#### [THE EXERCISE]
Exactly repeat the full listing that follows.

#### [LISTED RECORDS]
· · · · ·
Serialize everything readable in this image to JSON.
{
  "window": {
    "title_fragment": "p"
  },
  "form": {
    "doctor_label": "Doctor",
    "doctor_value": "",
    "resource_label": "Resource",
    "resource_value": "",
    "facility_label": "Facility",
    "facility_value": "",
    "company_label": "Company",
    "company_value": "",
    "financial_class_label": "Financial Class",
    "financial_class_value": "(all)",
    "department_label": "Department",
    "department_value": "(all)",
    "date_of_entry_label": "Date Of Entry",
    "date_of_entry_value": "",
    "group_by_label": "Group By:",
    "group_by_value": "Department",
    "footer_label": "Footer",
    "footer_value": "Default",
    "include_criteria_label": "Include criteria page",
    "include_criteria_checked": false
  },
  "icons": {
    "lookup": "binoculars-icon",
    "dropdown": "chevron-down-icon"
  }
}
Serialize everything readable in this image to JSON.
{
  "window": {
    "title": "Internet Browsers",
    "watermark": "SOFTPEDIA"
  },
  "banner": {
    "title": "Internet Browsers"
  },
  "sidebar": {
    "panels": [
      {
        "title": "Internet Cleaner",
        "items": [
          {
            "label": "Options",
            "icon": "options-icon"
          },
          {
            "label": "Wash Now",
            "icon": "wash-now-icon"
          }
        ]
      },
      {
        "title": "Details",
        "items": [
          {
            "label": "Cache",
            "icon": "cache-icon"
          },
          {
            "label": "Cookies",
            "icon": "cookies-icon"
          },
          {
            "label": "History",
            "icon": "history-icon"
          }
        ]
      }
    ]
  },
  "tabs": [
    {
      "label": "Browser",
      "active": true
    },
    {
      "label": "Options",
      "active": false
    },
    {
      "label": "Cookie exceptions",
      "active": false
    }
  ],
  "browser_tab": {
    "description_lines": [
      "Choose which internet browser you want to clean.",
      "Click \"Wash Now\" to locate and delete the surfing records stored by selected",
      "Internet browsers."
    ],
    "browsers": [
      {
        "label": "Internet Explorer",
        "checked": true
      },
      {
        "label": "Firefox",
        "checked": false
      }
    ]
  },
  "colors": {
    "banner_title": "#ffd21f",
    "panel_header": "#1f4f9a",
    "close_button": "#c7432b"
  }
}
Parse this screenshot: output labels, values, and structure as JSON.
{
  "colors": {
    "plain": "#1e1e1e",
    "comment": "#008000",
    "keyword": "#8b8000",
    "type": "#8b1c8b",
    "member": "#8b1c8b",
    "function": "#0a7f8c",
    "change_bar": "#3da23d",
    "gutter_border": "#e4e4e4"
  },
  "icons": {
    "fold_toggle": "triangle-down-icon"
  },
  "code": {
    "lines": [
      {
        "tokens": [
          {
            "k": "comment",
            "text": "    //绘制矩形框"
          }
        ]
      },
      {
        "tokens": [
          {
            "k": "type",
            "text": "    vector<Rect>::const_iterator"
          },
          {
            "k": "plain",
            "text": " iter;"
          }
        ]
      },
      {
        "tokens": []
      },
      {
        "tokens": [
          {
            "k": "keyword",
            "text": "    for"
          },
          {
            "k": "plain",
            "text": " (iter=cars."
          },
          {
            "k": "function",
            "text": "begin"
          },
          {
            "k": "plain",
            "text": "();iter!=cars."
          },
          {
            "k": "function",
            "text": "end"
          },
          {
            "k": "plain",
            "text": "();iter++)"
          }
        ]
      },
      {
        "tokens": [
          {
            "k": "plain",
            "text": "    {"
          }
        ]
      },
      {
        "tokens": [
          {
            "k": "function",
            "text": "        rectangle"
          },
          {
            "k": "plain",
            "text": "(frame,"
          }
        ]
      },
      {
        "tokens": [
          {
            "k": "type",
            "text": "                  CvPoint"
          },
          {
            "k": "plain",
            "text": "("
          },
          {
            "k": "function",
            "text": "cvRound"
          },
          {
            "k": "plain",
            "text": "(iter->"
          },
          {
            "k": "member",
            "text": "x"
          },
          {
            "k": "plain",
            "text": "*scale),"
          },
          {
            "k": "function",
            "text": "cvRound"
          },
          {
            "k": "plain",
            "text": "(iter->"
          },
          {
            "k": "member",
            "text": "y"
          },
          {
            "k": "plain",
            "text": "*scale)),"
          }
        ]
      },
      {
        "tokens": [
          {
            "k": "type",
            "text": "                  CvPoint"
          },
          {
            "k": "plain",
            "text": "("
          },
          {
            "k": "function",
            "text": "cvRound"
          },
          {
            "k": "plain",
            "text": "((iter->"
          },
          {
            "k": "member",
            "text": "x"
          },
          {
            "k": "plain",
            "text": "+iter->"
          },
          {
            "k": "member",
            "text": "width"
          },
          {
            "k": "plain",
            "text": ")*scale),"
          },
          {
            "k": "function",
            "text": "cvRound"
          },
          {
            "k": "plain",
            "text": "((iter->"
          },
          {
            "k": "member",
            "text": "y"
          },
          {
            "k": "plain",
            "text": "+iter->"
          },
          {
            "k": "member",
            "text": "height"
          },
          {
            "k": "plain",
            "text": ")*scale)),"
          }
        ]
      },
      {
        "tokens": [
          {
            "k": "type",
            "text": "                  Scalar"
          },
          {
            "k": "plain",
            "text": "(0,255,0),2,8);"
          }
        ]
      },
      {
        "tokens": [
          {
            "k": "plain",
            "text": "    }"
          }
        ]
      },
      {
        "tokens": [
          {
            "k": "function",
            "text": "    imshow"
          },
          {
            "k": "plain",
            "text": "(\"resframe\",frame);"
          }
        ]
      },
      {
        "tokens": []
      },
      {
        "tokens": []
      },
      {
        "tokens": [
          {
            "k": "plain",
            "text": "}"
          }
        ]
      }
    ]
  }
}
· · · · ·
#### [ANSWER BELOW]
Serialize everything readable in this image to JSON.
{
  "window": {
    "title_fragment": "p"
  },
  "form": {
    "doctor_label": "Doctor",
    "doctor_value": "",
    "resource_label": "Resource",
    "resource_value": "",
    "facility_label": "Facility",
    "facility_value": "",
    "company_label": "Company",
    "company_value": "",
    "financial_class_label": "Financial Class",
    "financial_class_value": "(all)",
    "department_label": "Department",
    "department_value": "(all)",
    "date_of_entry_label": "Date Of Entry",
    "date_of_entry_value": "",
    "group_by_label": "Group By:",
    "group_by_value": "Department",
    "footer_label": "Footer",
    "footer_value": "Default",
    "include_criteria_label": "Include criteria page",
    "include_criteria_checked": false
  },
  "icons": {
    "lookup": "binoculars-icon",
    "dropdown": "chevron-down-icon"
  }
}
Serialize everything readable in this image to JSON.
{
  "window": {
    "title": "Internet Browsers",
    "watermark": "SOFTPEDIA"
  },
  "banner": {
    "title": "Internet Browsers"
  },
  "sidebar": {
    "panels": [
      {
        "title": "Internet Cleaner",
        "items": [
          {
            "label": "Options",
            "icon": "options-icon"
          },
          {
            "label": "Wash Now",
            "icon": "wash-now-icon"
          }
        ]
      },
      {
        "title": "Details",
        "items": [
          {
            "label": "Cache",
            "icon": "cache-icon"
          },
          {
            "label": "Cookies",
            "icon": "cookies-icon"
          },
          {
            "label": "History",
            "icon": "history-icon"
          }
        ]
      }
    ]
  },
  "tabs": [
    {
      "label": "Browser",
      "active": true
    },
    {
      "label": "Options",
      "active": false
    },
    {
      "label": "Cookie exceptions",
      "active": false
    }
  ],
  "browser_tab": {
    "description_lines": [
      "Choose which internet browser you want to clean.",
      "Click \"Wash Now\" to locate and delete the surfing records stored by selected",
      "Internet browsers."
    ],
    "browsers": [
      {
        "label": "Internet Explorer",
        "checked": true
      },
      {
        "label": "Firefox",
        "checked": false
      }
    ]
  },
  "colors": {
    "banner_title": "#ffd21f",
    "panel_header": "#1f4f9a",
    "close_button": "#c7432b"
  }
}
Parse this screenshot: output labels, values, and structure as JSON.
{
  "colors": {
    "plain": "#1e1e1e",
    "comment": "#008000",
    "keyword": "#8b8000",
    "type": "#8b1c8b",
    "member": "#8b1c8b",
    "function": "#0a7f8c",
    "change_bar": "#3da23d",
    "gutter_border": "#e4e4e4"
  },
  "icons": {
    "fold_toggle": "triangle-down-icon"
  },
  "code": {
    "lines": [
      {
        "tokens": [
          {
            "k": "comment",
            "text": "    //绘制矩形框"
          }
        ]
      },
      {
        "tokens": [
          {
            "k": "type",
            "text": "    vector<Rect>::const_iterator"
          },
          {
            "k": "plain",
            "text": " iter;"
          }
        ]
      },
      {
        "tokens": []
      },
      {
        "tokens": [
          {
            "k": "keyword",
            "text": "    for"
          },
          {
            "k": "plain",
            "text": " (iter=cars."
          },
          {
            "k": "function",
            "text": "begin"
          },
          {
            "k": "plain",
            "text": "();iter!=cars."
          },
          {
            "k": "function",
            "text": "end"
          },
          {
            "k": "plain",
            "text": "();iter++)"
          }
        ]
      },
      {
        "tokens": [
          {
            "k": "plain",
            "text": "    {"
          }
        ]
      },
      {
        "tokens": [
          {
            "k": "function",
            "text": "        rectangle"
          },
          {
            "k": "plain",
            "text": "(frame,"
          }
        ]
      },
      {
        "tokens": [
          {
            "k": "type",
            "text": "                  CvPoint"
          },
          {
            "k": "plain",
            "text": "("
          },
          {
            "k": "function",
            "text": "cvRound"
          },
          {
            "k": "plain",
            "text": "(iter->"
          },
          {
            "k": "member",
            "text": "x"
          },
          {
            "k": "plain",
            "text": "*scale),"
          },
          {
            "k": "function",
            "text": "cvRound"
          },
          {
            "k": "plain",
            "text": "(iter->"
          },
          {
            "k": "member",
            "text": "y"
          },
          {
            "k": "plain",
            "text": "*scale)),"
          }
        ]
      },
      {
        "tokens": [
          {
            "k": "type",
            "text": "                  CvPoint"
          },
          {
            "k": "plain",
            "text": "("
          },
          {
            "k": "function",
            "text": "cvRound"
          },
          {
            "k": "plain",
            "text": "((iter->"
          },
          {
            "k": "member",
            "text": "x"
          },
          {
            "k": "plain",
            "text": "+iter->"
          },
          {
            "k": "member",
            "text": "width"
          },
          {
            "k": "plain",
            "text": ")*scale),"
          },
          {
            "k": "function",
            "text": "cvRound"
          },
          {
            "k": "plain",
            "text": "((iter->"
          },
          {
            "k": "member",
            "text": "y"
          },
          {
            "k": "plain",
            "text": "+iter->"
          },
          {
            "k": "member",
            "text": "height"
          },
          {
            "k": "plain",
            "text": ")*scale)),"
          }
        ]
      },
      {
        "tokens": [
          {
            "k": "type",
            "text": "                  Scalar"
          },
          {
            "k": "plain",
            "text": "(0,255,0),2,8);"
          }
        ]
      },
      {
        "tokens": [
          {
            "k": "plain",
            "text": "    }"
          }
        ]
      },
      {
        "tokens": [
          {
            "k": "function",
            "text": "    imshow"
          },
          {
            "k": "plain",
            "text": "(\"resframe\",frame);"
          }
        ]
      },
      {
        "tokens": []
      },
      {
        "tokens": []
      },
      {
        "tokens": [
          {
            "k": "plain",
            "text": "}"
          }
        ]
      }
    ]
  }
}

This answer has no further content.